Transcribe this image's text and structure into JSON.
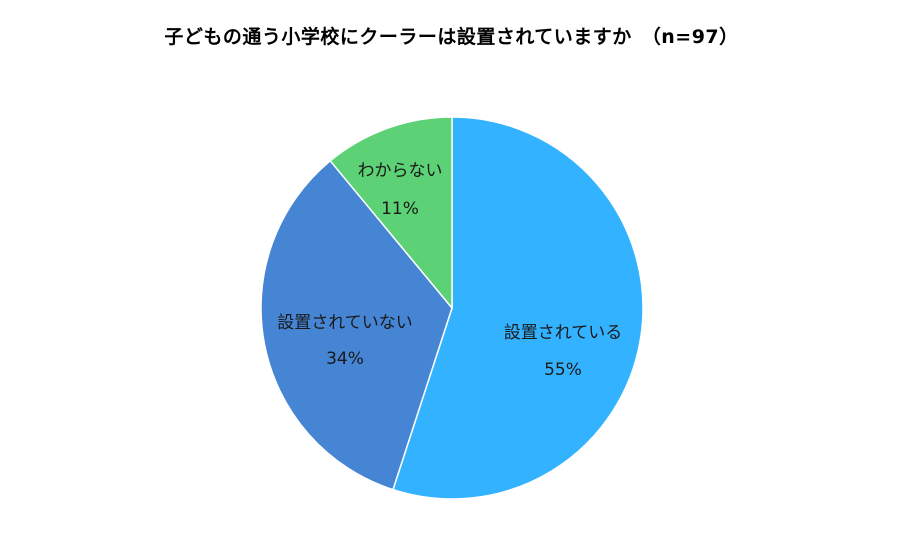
{
  "chart_data": {
    "type": "pie",
    "title": "子どもの通う小学校にクーラーは設置されていますか　（n=97）",
    "slices": [
      {
        "label": "設置されている",
        "percent_label": "55%",
        "value": 55,
        "color": "#33b3ff"
      },
      {
        "label": "設置されていない",
        "percent_label": "34%",
        "value": 34,
        "color": "#4684d4"
      },
      {
        "label": "わからない",
        "percent_label": "11%",
        "value": 11,
        "color": "#5cd175"
      }
    ],
    "start_angle": "12 o'clock",
    "direction": "clockwise",
    "legend": "none"
  }
}
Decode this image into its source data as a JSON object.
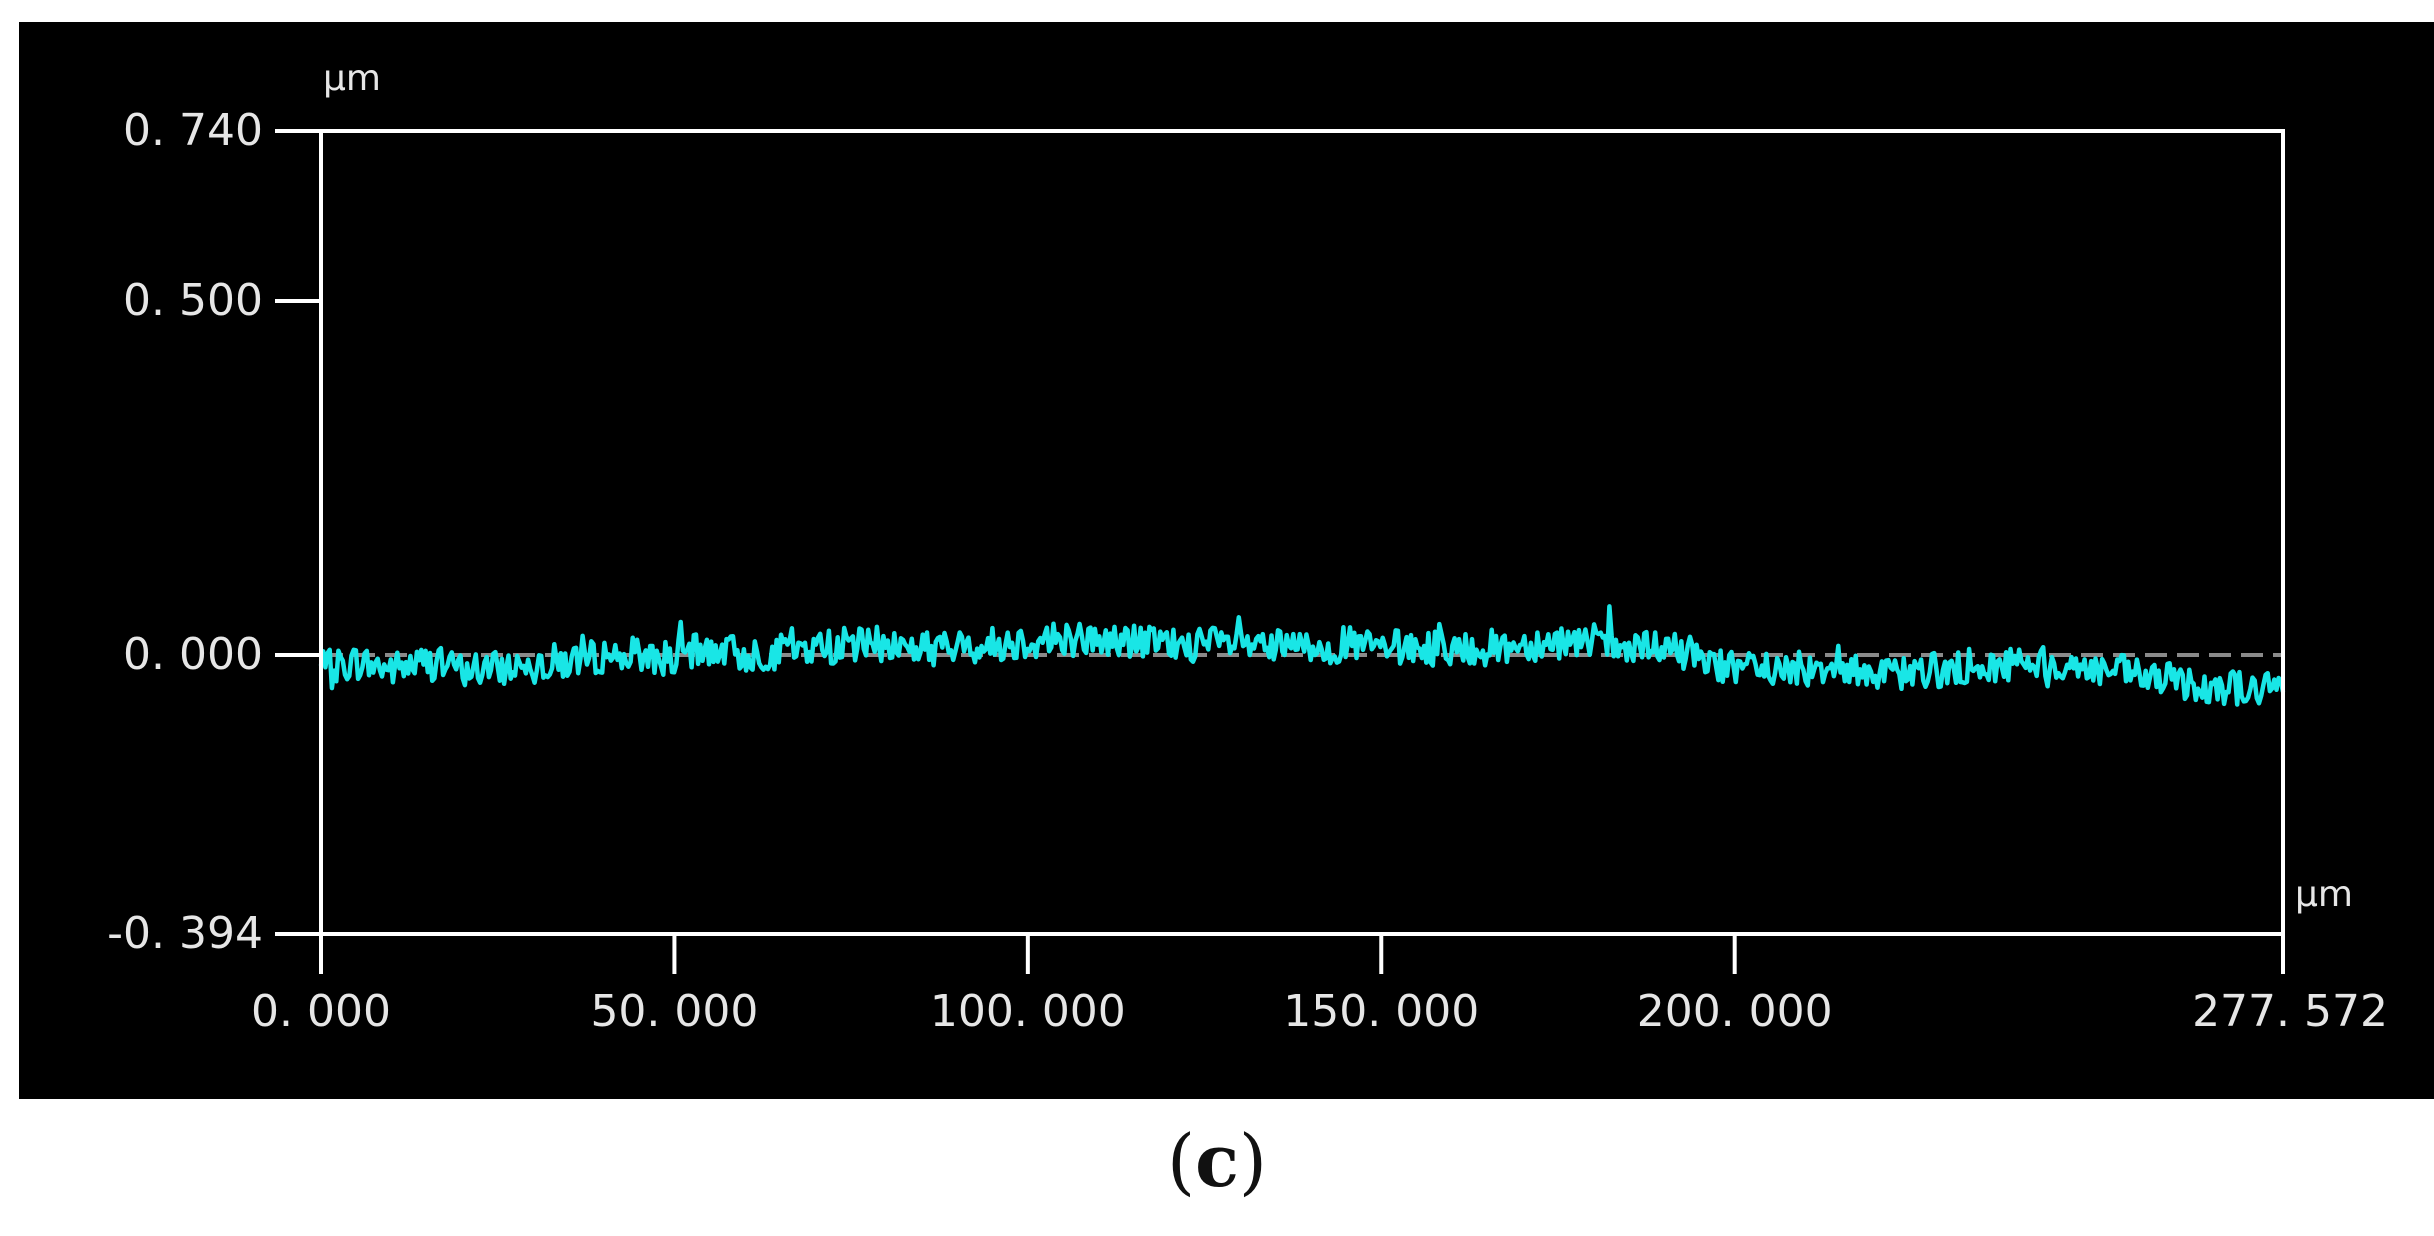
******************************
## THE TASK:
Every line of the data should be copied as it stands, without the images.

## FINISHED TASK:
Transcribe this image's text and structure into JSON.
{
  "chart_data": {
    "type": "pie",
    "title": "子どもの通う小学校にクーラーは設置されていますか　（n=97）",
    "slices": [
      {
        "label": "設置されている",
        "percent_label": "55%",
        "value": 55,
        "color": "#33b3ff"
      },
      {
        "label": "設置されていない",
        "percent_label": "34%",
        "value": 34,
        "color": "#4684d4"
      },
      {
        "label": "わからない",
        "percent_label": "11%",
        "value": 11,
        "color": "#5cd175"
      }
    ],
    "start_angle": "12 o'clock",
    "direction": "clockwise",
    "legend": "none"
  }
}
Decode this image into its source data as a JSON object.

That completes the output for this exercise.